• [To do]: Write out the material exactly, leaving every picture behind.

* * *

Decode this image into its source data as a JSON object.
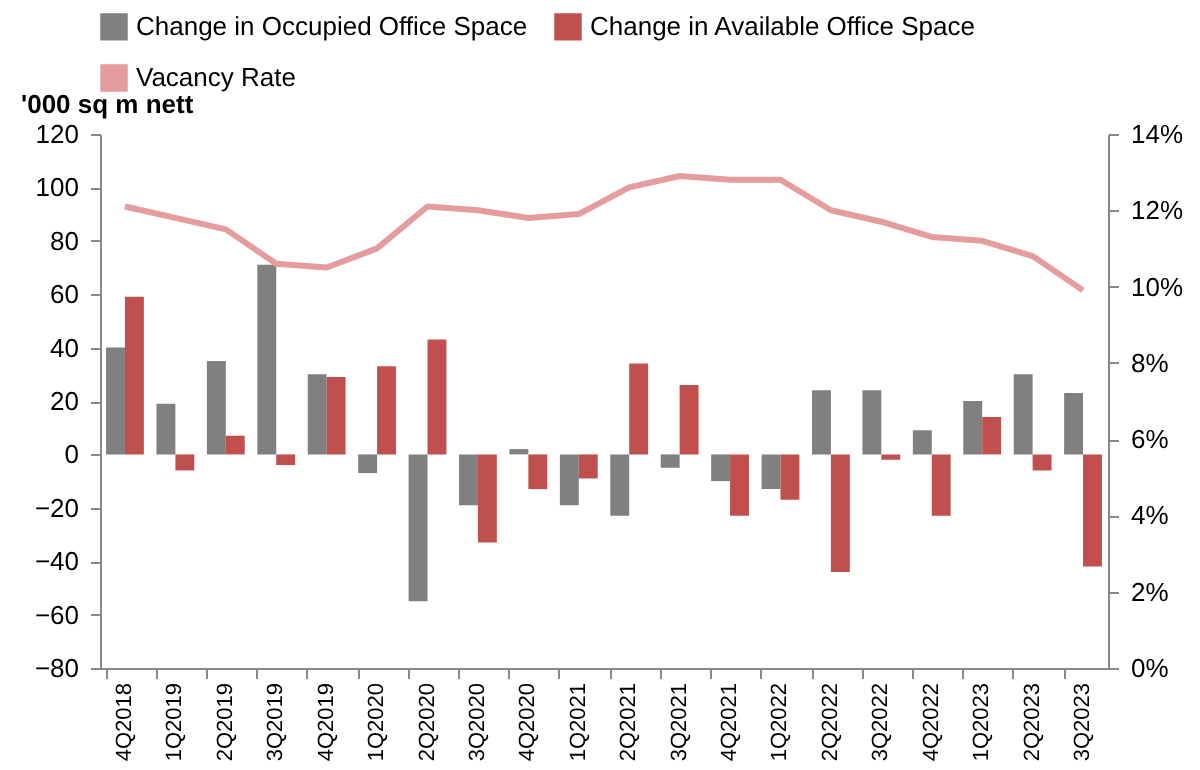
{
  "chart_data": {
    "type": "bar",
    "ylabel": "'000 sq m nett",
    "legend": "top",
    "categories": [
      "4Q2018",
      "1Q2019",
      "2Q2019",
      "3Q2019",
      "4Q2019",
      "1Q2020",
      "2Q2020",
      "3Q2020",
      "4Q2020",
      "1Q2021",
      "2Q2021",
      "3Q2021",
      "4Q2021",
      "1Q2022",
      "2Q2022",
      "3Q2022",
      "4Q2022",
      "1Q2023",
      "2Q2023",
      "3Q2023"
    ],
    "series": [
      {
        "name": "Change in Occupied Office Space",
        "color": "#808080",
        "values": [
          40,
          19,
          35,
          71,
          30,
          -7,
          -55,
          -19,
          2,
          -19,
          -23,
          -5,
          -10,
          -13,
          24,
          24,
          9,
          20,
          30,
          23
        ]
      },
      {
        "name": "Change in Available Office Space",
        "color": "#c0504d",
        "values": [
          59,
          -6,
          7,
          -4,
          29,
          33,
          43,
          -33,
          -13,
          -9,
          34,
          26,
          -23,
          -17,
          -44,
          -2,
          -23,
          14,
          -6,
          -42
        ]
      },
      {
        "name": "Vacancy Rate",
        "type": "line",
        "axis": "y2",
        "color": "#e59c9c",
        "values": [
          12.1,
          11.8,
          11.5,
          10.6,
          10.5,
          11.0,
          12.1,
          12.0,
          11.8,
          11.9,
          12.6,
          12.9,
          12.8,
          12.8,
          12.0,
          11.7,
          11.3,
          11.2,
          10.8,
          9.9
        ]
      }
    ],
    "ylim": [
      -80,
      120
    ],
    "yticks": [
      -80,
      -60,
      -40,
      -20,
      0,
      20,
      40,
      60,
      80,
      100,
      120
    ],
    "y2lim": [
      0,
      14
    ],
    "y2ticks": [
      {
        "value": 0,
        "label": "0%"
      },
      {
        "value": 2,
        "label": "2%"
      },
      {
        "value": 4,
        "label": "4%"
      },
      {
        "value": 6,
        "label": "6%"
      },
      {
        "value": 8,
        "label": "8%"
      },
      {
        "value": 10,
        "label": "10%"
      },
      {
        "value": 12,
        "label": "12%"
      },
      {
        "value": 14,
        "label": "14%"
      }
    ],
    "grid": false
  }
}
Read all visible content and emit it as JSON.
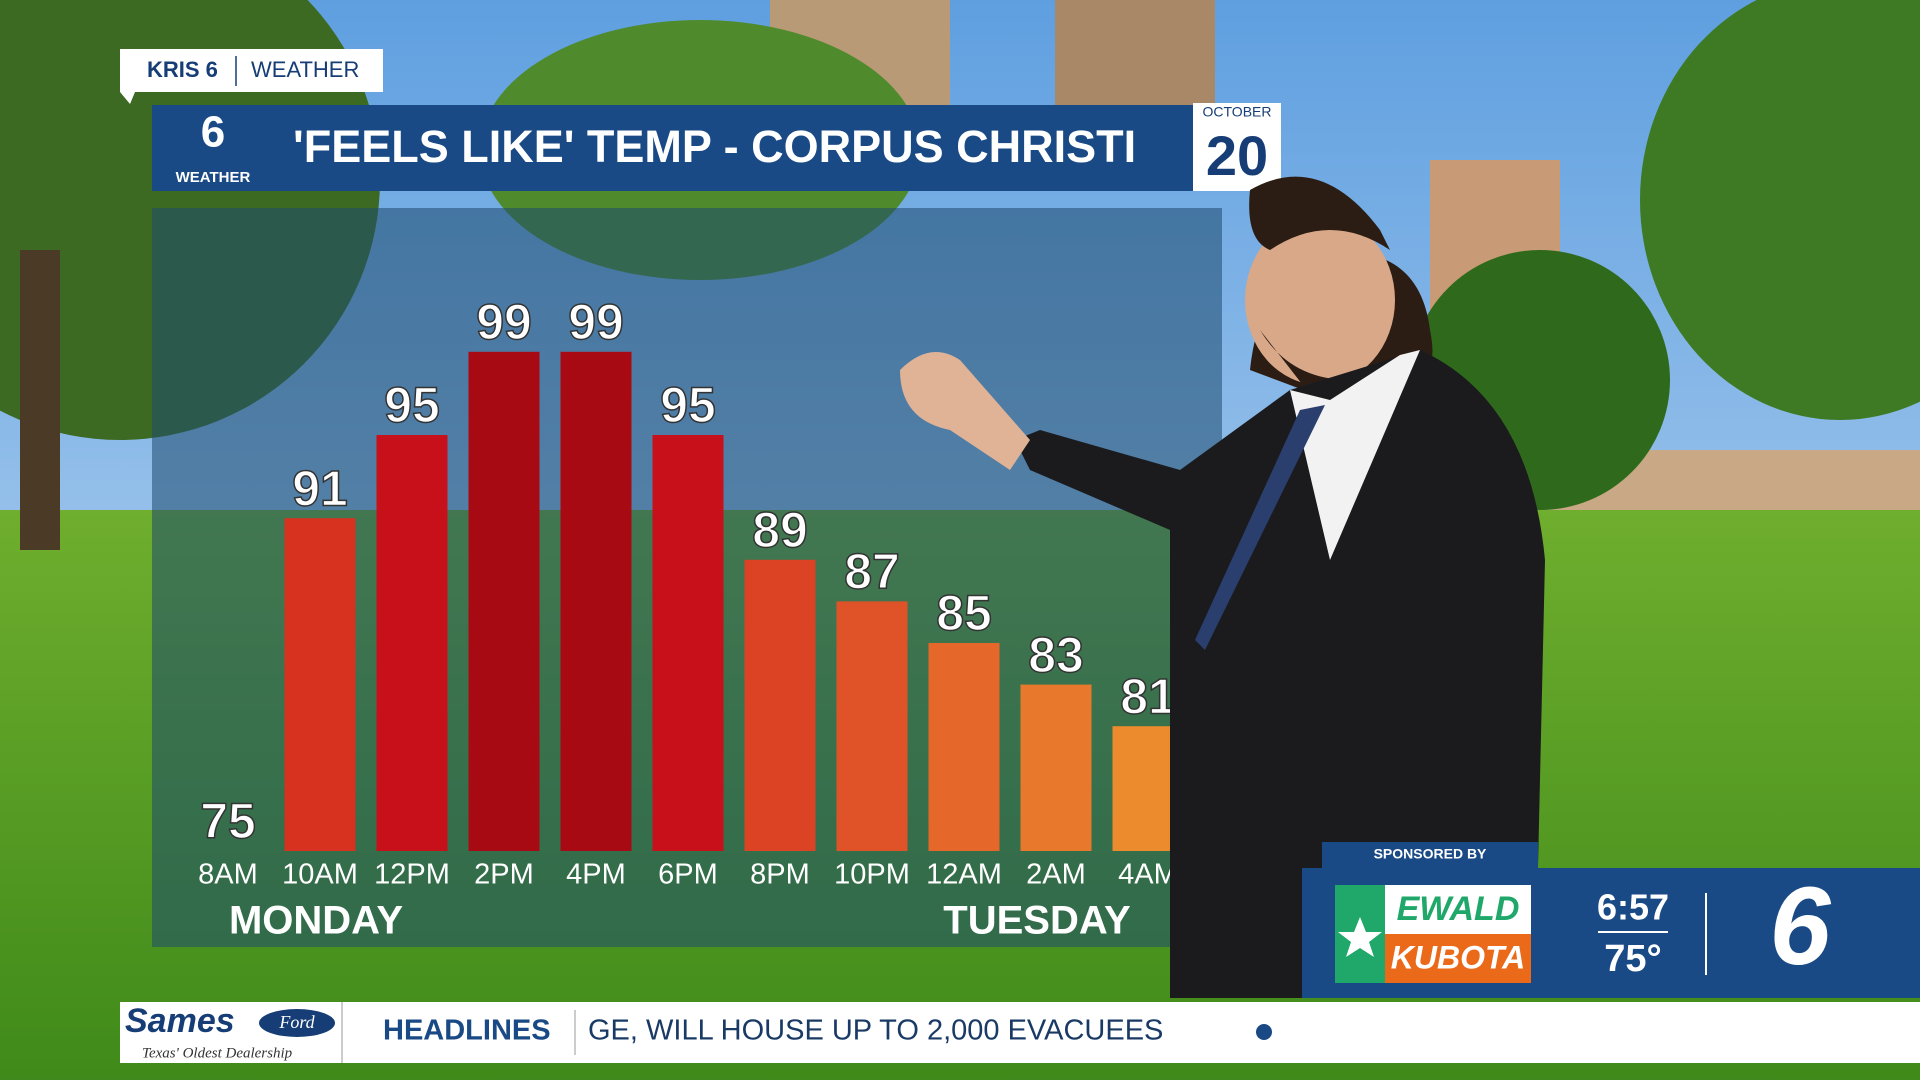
{
  "chart_data": {
    "type": "bar",
    "title": "'FEELS LIKE' TEMP  - CORPUS CHRISTI",
    "categories": [
      "8AM",
      "10AM",
      "12PM",
      "2PM",
      "4PM",
      "6PM",
      "8PM",
      "10PM",
      "12AM",
      "2AM",
      "4AM"
    ],
    "values": [
      75,
      91,
      95,
      99,
      99,
      95,
      89,
      87,
      85,
      83,
      81
    ],
    "colors": [
      "#d7321f",
      "#d7321f",
      "#c8101a",
      "#a80a14",
      "#a80a14",
      "#c8101a",
      "#dc4324",
      "#e05328",
      "#e5672a",
      "#e8792c",
      "#ec8a2e"
    ],
    "ylim": [
      75,
      100
    ],
    "day_labels": [
      "MONDAY",
      "TUESDAY"
    ]
  },
  "header": {
    "station": "KRIS 6",
    "section": "WEATHER",
    "logo_number": "6",
    "logo_text": "WEATHER",
    "month": "OCTOBER",
    "day": "20"
  },
  "sponsor": {
    "label": "SPONSORED BY",
    "name_top": "EWALD",
    "name_bottom": "KUBOTA",
    "time": "6:57",
    "temperature": "75°",
    "channel": "6"
  },
  "ticker": {
    "brand": "Sames",
    "brand_badge": "Ford",
    "brand_tagline": "Texas' Oldest Dealership",
    "label": "HEADLINES",
    "text": "GE, WILL HOUSE UP TO 2,000 EVACUEES"
  }
}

* * *

• [Response to the exercise]:
Decode this image into its source data as a JSON object.
{
  "chart_data": {
    "type": "bar",
    "ylabel": "'000 sq m nett",
    "legend": "top",
    "categories": [
      "4Q2018",
      "1Q2019",
      "2Q2019",
      "3Q2019",
      "4Q2019",
      "1Q2020",
      "2Q2020",
      "3Q2020",
      "4Q2020",
      "1Q2021",
      "2Q2021",
      "3Q2021",
      "4Q2021",
      "1Q2022",
      "2Q2022",
      "3Q2022",
      "4Q2022",
      "1Q2023",
      "2Q2023",
      "3Q2023"
    ],
    "series": [
      {
        "name": "Change in Occupied Office Space",
        "color": "#808080",
        "values": [
          40,
          19,
          35,
          71,
          30,
          -7,
          -55,
          -19,
          2,
          -19,
          -23,
          -5,
          -10,
          -13,
          24,
          24,
          9,
          20,
          30,
          23
        ]
      },
      {
        "name": "Change in Available Office Space",
        "color": "#c0504d",
        "values": [
          59,
          -6,
          7,
          -4,
          29,
          33,
          43,
          -33,
          -13,
          -9,
          34,
          26,
          -23,
          -17,
          -44,
          -2,
          -23,
          14,
          -6,
          -42
        ]
      },
      {
        "name": "Vacancy Rate",
        "type": "line",
        "axis": "y2",
        "color": "#e59c9c",
        "values": [
          12.1,
          11.8,
          11.5,
          10.6,
          10.5,
          11.0,
          12.1,
          12.0,
          11.8,
          11.9,
          12.6,
          12.9,
          12.8,
          12.8,
          12.0,
          11.7,
          11.3,
          11.2,
          10.8,
          9.9
        ]
      }
    ],
    "ylim": [
      -80,
      120
    ],
    "yticks": [
      -80,
      -60,
      -40,
      -20,
      0,
      20,
      40,
      60,
      80,
      100,
      120
    ],
    "y2lim": [
      0,
      14
    ],
    "y2ticks": [
      {
        "value": 0,
        "label": "0%"
      },
      {
        "value": 2,
        "label": "2%"
      },
      {
        "value": 4,
        "label": "4%"
      },
      {
        "value": 6,
        "label": "6%"
      },
      {
        "value": 8,
        "label": "8%"
      },
      {
        "value": 10,
        "label": "10%"
      },
      {
        "value": 12,
        "label": "12%"
      },
      {
        "value": 14,
        "label": "14%"
      }
    ],
    "grid": false
  }
}
Read all visible content and emit it as JSON.
{
  "chart_data": {
    "type": "bar",
    "title": "'FEELS LIKE' TEMP  - CORPUS CHRISTI",
    "categories": [
      "8AM",
      "10AM",
      "12PM",
      "2PM",
      "4PM",
      "6PM",
      "8PM",
      "10PM",
      "12AM",
      "2AM",
      "4AM"
    ],
    "values": [
      75,
      91,
      95,
      99,
      99,
      95,
      89,
      87,
      85,
      83,
      81
    ],
    "colors": [
      "#d7321f",
      "#d7321f",
      "#c8101a",
      "#a80a14",
      "#a80a14",
      "#c8101a",
      "#dc4324",
      "#e05328",
      "#e5672a",
      "#e8792c",
      "#ec8a2e"
    ],
    "ylim": [
      75,
      100
    ],
    "day_labels": [
      "MONDAY",
      "TUESDAY"
    ]
  },
  "header": {
    "station": "KRIS 6",
    "section": "WEATHER",
    "logo_number": "6",
    "logo_text": "WEATHER",
    "month": "OCTOBER",
    "day": "20"
  },
  "sponsor": {
    "label": "SPONSORED BY",
    "name_top": "EWALD",
    "name_bottom": "KUBOTA",
    "time": "6:57",
    "temperature": "75°",
    "channel": "6"
  },
  "ticker": {
    "brand": "Sames",
    "brand_badge": "Ford",
    "brand_tagline": "Texas' Oldest Dealership",
    "label": "HEADLINES",
    "text": "GE, WILL HOUSE UP TO 2,000 EVACUEES"
  }
}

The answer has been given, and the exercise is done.